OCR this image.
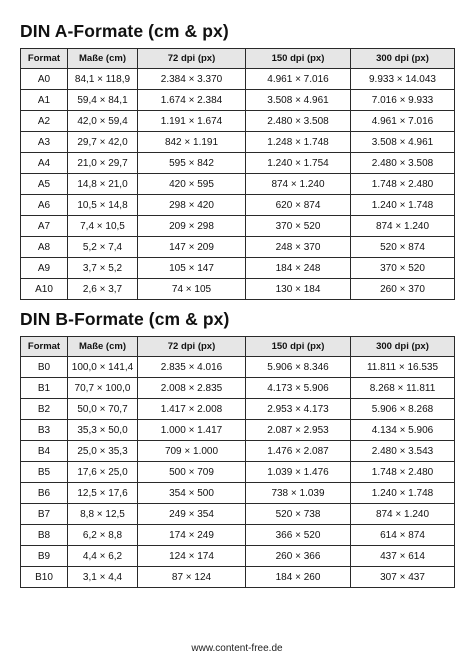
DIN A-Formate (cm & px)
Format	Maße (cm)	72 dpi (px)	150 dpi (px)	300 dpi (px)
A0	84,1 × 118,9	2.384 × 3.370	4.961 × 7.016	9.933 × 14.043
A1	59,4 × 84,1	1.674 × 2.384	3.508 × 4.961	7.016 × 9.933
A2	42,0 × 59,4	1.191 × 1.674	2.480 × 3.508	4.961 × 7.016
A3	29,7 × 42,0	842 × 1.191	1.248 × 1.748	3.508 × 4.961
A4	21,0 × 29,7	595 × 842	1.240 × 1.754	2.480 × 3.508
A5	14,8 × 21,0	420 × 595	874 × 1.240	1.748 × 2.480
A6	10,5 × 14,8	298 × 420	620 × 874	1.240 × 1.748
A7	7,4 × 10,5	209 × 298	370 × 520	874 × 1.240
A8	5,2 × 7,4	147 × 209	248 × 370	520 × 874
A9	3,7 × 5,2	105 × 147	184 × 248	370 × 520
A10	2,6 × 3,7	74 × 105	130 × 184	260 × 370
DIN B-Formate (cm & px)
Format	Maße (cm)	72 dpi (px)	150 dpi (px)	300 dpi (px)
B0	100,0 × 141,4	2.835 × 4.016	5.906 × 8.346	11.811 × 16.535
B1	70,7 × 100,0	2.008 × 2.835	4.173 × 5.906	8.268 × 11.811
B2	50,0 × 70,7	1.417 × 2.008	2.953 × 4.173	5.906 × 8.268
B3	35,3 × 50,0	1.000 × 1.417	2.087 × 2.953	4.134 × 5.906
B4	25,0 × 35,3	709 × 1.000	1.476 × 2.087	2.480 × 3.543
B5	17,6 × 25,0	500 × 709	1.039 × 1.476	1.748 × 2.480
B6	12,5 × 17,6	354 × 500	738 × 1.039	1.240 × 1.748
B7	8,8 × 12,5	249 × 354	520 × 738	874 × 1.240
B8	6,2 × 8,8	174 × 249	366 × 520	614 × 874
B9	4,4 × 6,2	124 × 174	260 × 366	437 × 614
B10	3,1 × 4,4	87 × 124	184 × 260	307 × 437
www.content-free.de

———

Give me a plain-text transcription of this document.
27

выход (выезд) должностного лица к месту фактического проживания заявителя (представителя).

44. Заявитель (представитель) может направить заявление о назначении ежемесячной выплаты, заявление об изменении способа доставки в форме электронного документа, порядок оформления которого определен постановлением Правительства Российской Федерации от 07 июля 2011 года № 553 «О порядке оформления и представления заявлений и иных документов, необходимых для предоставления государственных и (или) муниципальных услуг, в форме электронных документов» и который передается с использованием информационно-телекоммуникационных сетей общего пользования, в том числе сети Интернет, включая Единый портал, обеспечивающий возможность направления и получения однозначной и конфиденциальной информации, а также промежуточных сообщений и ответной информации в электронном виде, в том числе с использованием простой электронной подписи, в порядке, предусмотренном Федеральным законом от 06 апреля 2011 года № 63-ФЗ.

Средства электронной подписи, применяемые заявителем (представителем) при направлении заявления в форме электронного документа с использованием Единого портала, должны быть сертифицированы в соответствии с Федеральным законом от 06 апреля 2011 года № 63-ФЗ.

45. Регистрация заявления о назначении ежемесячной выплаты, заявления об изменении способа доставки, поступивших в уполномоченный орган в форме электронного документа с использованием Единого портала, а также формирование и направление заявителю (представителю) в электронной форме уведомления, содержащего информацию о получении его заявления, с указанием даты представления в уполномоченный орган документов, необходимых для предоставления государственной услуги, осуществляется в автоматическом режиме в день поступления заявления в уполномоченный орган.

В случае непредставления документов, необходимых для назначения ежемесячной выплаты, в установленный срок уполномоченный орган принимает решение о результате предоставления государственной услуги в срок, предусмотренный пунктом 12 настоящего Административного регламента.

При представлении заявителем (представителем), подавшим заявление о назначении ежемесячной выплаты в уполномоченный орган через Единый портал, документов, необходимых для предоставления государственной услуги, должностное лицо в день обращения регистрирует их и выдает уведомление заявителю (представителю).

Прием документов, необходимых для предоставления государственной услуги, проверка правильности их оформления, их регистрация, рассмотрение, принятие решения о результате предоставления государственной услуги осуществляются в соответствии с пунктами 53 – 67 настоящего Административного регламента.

———

Go through the entries above and copy every line containing "представителю".

> RESULT
45. Регистрация заявления о назначении ежемесячной выплаты, заявления об изменении способа доставки, поступивших в уполномоченный орган в форме электронного документа с использованием Единого портала, а также формирование и направление заявителю (представителю) в электронной форме уведомления, содержащего информацию о получении его заявления, с указанием даты представления в уполномоченный орган документов, необходимых для предоставления государственной услуги, осуществляется в автоматическом режиме в день поступления заявления в уполномоченный орган.
При представлении заявителем (представителем), подавшим заявление о назначении ежемесячной выплаты в уполномоченный орган через Единый портал, документов, необходимых для предоставления государственной услуги, должностное лицо в день обращения регистрирует их и выдает уведомление заявителю (представителю).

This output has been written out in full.